» Listed entries:
--- Start ---
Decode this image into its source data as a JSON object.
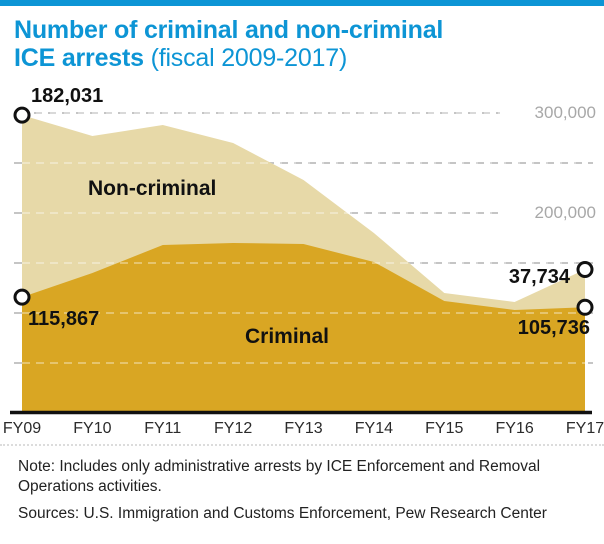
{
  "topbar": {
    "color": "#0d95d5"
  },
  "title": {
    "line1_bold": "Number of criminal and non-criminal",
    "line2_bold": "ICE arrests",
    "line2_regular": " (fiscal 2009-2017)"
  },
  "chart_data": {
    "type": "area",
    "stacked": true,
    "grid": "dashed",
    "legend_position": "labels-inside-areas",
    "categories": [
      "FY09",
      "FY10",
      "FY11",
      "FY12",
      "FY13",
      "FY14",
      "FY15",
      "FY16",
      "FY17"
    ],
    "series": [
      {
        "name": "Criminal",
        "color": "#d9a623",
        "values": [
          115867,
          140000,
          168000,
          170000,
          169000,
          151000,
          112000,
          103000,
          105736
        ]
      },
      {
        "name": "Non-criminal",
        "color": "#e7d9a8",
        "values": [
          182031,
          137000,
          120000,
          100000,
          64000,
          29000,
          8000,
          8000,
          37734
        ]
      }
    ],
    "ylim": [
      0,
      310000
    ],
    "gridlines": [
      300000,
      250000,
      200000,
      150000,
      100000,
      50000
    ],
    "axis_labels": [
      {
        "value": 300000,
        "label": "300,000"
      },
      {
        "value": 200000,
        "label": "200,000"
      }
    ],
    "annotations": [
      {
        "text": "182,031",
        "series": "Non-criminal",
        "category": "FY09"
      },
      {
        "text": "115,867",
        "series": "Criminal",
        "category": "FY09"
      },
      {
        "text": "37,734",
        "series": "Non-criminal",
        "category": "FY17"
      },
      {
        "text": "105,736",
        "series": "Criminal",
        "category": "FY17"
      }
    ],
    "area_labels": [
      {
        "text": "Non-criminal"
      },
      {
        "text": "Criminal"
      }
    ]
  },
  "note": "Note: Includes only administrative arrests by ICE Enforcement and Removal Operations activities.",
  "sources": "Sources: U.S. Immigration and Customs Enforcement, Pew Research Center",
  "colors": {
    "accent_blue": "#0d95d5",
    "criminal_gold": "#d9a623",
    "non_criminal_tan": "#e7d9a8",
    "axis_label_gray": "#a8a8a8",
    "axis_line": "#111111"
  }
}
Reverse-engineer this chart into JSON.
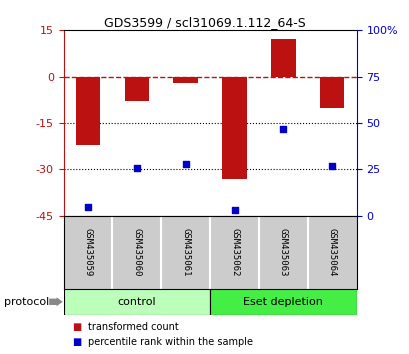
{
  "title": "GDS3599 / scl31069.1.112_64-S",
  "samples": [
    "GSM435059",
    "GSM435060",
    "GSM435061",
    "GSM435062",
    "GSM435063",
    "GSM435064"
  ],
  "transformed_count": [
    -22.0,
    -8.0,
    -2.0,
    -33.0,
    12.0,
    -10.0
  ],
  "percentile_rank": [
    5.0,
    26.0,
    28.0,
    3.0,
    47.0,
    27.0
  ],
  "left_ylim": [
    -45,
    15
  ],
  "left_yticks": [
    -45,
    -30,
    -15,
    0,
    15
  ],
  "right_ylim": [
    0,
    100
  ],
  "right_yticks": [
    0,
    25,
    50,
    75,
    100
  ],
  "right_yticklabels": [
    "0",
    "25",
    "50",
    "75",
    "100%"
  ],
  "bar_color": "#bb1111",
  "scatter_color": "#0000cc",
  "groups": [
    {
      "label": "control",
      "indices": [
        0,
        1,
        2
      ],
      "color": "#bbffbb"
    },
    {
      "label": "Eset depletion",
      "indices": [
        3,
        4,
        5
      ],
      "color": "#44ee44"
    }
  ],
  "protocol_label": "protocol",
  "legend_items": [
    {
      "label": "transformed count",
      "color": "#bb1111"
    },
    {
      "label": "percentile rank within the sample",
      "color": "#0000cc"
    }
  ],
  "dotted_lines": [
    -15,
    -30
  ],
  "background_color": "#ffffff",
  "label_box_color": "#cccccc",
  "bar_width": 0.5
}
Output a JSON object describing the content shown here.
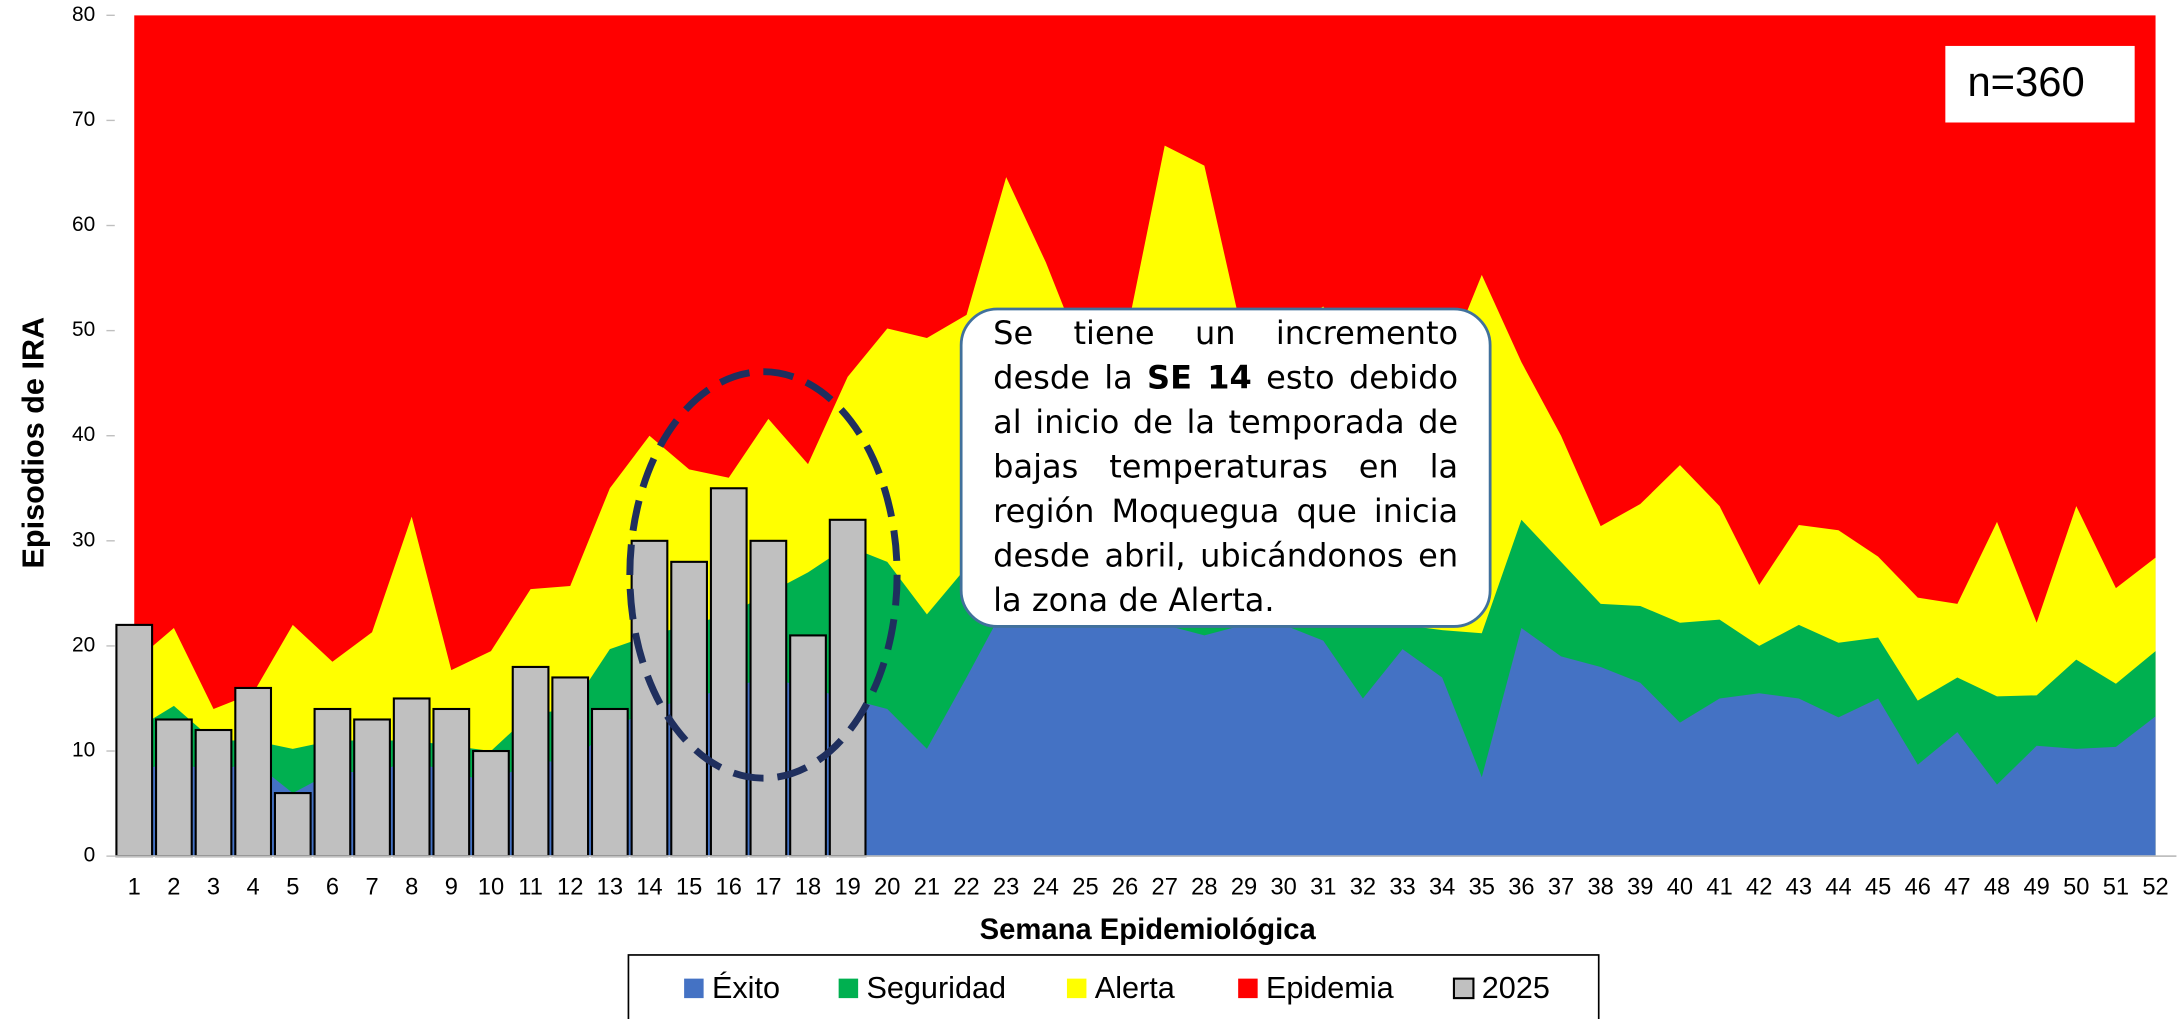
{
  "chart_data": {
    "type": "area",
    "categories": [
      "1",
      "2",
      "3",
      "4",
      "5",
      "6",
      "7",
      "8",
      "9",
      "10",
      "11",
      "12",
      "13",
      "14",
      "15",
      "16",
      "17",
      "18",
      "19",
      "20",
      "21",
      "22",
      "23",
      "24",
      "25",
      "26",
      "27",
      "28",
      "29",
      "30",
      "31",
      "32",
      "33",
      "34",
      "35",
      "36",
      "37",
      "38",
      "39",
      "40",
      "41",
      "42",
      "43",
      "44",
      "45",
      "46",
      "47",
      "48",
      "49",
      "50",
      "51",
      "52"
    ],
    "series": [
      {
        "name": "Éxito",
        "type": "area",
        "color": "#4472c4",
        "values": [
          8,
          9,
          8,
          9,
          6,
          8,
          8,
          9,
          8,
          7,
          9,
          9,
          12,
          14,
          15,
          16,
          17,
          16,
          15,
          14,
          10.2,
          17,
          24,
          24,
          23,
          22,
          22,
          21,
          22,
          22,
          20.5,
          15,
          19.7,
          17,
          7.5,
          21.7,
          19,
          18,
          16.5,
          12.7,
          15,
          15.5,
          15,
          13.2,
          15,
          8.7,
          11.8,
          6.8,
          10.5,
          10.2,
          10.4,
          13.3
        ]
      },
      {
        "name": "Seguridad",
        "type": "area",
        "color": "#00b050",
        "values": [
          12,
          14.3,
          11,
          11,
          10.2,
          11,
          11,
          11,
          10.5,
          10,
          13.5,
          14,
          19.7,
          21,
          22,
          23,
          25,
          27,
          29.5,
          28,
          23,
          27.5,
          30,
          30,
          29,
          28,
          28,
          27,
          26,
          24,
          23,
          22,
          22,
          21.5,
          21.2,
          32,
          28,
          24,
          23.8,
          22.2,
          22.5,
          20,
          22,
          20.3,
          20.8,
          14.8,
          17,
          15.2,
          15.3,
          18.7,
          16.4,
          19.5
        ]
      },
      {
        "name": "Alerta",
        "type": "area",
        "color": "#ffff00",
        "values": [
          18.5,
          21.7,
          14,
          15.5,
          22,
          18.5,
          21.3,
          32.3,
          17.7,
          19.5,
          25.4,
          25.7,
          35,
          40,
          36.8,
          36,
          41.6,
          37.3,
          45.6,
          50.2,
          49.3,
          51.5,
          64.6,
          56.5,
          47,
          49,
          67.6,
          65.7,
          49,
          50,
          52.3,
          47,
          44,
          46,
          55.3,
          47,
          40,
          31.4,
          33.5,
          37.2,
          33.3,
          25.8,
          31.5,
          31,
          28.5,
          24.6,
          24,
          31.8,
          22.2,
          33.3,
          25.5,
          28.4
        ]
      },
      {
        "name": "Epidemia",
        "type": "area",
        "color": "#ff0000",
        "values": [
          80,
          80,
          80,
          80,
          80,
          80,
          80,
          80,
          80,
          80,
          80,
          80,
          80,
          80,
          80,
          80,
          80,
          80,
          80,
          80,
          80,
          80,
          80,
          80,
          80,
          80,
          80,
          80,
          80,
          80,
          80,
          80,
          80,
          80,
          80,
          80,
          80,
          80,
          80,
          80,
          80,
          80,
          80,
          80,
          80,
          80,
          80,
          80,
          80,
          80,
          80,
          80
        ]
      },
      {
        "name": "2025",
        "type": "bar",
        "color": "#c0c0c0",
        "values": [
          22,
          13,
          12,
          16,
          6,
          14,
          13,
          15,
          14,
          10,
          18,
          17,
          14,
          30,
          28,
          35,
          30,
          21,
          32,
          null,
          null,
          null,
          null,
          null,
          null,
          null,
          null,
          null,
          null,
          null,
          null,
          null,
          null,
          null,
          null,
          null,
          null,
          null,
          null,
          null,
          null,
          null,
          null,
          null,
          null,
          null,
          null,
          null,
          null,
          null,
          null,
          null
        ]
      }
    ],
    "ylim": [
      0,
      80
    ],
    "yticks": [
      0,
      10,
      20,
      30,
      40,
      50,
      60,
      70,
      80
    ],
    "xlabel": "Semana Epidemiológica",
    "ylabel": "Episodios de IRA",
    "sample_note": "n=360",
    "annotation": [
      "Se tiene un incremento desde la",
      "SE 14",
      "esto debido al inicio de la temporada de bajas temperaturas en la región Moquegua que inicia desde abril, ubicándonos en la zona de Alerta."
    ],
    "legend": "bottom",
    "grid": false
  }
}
--- End ---
» What you will do:
Say how many lines above contain the string "JSON". Answer with the number only.

» Solution to this task:
3